++++ THE DATA ++++
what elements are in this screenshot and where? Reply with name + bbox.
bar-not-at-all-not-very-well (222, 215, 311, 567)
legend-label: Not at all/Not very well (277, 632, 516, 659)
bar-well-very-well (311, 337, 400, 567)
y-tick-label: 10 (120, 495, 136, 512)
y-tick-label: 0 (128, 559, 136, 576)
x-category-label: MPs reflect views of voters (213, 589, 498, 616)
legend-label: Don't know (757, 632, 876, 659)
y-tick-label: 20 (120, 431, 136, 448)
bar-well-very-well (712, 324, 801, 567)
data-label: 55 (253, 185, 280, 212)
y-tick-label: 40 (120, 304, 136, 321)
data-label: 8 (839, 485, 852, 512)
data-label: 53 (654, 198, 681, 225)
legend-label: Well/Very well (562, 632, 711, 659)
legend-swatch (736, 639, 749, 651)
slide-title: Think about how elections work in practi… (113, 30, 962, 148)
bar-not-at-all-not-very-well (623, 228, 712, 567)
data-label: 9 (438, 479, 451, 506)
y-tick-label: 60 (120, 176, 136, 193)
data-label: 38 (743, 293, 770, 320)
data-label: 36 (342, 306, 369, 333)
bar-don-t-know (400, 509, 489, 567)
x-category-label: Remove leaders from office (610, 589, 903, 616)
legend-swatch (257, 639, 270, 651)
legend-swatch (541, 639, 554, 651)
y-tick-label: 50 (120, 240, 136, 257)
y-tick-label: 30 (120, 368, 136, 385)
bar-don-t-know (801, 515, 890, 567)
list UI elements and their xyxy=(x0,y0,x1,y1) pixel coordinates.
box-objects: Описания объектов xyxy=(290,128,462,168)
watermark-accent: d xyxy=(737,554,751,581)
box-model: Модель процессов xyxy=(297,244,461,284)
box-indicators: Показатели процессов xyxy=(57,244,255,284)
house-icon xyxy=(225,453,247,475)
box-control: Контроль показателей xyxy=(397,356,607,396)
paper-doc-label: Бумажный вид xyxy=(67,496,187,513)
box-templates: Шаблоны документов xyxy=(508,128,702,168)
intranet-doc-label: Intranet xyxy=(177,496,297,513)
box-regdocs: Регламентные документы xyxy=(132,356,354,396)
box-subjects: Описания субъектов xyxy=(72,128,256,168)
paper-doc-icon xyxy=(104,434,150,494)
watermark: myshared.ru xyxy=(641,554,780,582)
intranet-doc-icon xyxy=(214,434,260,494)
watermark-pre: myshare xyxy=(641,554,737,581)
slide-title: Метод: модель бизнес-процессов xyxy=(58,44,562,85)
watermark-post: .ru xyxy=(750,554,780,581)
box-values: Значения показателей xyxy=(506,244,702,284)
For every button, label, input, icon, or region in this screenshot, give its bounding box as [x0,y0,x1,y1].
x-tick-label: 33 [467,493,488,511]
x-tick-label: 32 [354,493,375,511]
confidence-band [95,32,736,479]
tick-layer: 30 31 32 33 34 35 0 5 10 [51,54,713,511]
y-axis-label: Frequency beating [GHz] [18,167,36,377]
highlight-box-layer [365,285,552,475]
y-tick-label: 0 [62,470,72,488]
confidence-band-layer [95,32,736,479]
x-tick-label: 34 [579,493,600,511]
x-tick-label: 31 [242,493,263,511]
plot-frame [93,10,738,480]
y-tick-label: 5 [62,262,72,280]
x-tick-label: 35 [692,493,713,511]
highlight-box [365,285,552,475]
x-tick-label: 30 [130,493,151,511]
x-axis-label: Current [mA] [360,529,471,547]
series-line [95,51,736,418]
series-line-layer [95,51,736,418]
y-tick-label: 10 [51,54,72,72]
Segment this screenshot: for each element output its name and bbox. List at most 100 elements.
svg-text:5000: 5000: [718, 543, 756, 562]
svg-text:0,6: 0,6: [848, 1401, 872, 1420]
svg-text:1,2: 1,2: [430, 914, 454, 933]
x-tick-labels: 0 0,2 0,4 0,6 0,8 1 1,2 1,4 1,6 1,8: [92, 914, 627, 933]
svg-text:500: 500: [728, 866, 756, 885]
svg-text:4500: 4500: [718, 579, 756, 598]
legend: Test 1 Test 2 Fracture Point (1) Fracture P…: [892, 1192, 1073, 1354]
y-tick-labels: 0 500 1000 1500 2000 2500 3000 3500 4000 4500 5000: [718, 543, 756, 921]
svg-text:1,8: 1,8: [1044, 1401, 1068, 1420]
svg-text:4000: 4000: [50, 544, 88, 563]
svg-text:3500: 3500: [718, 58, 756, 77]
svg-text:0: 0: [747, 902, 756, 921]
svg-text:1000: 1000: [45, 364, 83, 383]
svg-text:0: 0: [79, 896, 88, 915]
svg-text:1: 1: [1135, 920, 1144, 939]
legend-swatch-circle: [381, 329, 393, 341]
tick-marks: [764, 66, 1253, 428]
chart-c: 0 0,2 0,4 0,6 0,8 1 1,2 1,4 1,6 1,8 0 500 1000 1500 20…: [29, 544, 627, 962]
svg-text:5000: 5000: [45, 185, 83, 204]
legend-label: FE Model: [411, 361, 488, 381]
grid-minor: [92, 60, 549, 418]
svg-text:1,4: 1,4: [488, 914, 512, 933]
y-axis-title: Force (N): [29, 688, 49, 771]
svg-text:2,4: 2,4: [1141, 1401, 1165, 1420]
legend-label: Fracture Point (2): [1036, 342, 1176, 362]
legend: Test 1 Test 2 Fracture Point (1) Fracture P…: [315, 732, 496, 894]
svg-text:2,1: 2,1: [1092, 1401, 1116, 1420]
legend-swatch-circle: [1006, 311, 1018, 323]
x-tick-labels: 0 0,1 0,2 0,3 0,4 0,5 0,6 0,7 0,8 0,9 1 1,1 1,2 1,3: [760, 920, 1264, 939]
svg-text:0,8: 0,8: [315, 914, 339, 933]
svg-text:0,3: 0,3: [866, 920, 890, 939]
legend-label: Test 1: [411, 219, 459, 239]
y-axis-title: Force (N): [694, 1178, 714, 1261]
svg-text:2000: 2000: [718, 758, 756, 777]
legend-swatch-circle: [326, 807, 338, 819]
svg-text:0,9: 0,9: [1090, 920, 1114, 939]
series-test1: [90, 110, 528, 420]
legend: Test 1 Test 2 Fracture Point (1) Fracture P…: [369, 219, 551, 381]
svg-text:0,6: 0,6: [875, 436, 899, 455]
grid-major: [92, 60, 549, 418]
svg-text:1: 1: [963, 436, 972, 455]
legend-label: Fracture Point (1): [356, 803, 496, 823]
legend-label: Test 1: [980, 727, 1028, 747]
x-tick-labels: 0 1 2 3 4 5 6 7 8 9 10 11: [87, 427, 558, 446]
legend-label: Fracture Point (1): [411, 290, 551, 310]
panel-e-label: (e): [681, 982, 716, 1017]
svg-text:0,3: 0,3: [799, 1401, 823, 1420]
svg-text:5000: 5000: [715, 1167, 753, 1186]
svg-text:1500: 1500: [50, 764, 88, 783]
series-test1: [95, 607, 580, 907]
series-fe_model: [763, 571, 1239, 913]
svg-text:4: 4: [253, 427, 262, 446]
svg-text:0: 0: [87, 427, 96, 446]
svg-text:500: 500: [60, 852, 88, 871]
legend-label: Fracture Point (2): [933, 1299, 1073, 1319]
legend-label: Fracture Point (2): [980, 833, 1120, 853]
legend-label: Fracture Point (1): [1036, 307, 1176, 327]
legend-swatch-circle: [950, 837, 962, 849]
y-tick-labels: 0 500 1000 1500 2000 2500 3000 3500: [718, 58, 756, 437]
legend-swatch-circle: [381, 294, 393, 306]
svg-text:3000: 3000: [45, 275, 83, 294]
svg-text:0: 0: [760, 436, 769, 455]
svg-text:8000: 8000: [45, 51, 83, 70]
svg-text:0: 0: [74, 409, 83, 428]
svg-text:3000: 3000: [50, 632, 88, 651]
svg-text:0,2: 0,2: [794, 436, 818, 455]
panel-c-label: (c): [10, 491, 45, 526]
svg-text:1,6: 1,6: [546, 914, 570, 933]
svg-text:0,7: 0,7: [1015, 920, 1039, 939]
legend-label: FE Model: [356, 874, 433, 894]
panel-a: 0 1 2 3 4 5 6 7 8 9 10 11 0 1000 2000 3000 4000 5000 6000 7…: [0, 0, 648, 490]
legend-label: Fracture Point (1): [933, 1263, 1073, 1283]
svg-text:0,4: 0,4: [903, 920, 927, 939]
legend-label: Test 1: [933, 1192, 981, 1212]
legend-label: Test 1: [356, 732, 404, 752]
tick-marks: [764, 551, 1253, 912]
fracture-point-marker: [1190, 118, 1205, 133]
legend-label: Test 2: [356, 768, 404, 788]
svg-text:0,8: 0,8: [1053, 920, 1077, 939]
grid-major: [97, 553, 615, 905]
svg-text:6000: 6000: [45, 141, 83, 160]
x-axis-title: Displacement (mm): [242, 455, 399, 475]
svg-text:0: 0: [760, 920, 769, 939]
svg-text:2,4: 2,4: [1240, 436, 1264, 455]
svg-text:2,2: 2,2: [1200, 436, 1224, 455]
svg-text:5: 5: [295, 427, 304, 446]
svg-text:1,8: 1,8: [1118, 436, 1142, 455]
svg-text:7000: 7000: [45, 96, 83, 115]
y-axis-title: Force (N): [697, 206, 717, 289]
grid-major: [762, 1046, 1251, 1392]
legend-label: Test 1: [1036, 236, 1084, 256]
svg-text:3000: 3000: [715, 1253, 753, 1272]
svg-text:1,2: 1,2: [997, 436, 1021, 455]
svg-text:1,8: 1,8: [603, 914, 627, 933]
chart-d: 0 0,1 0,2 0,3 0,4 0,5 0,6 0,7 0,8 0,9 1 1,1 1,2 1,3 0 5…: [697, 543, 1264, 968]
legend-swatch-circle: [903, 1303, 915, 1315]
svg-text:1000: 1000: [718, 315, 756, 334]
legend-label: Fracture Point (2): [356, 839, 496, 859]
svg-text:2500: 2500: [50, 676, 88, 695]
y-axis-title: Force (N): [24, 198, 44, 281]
++++
• [GOAL]: Gather every line above that contains the string "marks", matching case exactly.

• [RESULT OF THIS EXERCISE]:
tick-marks: [764, 66, 1253, 428]
tick-marks: [764, 551, 1253, 912]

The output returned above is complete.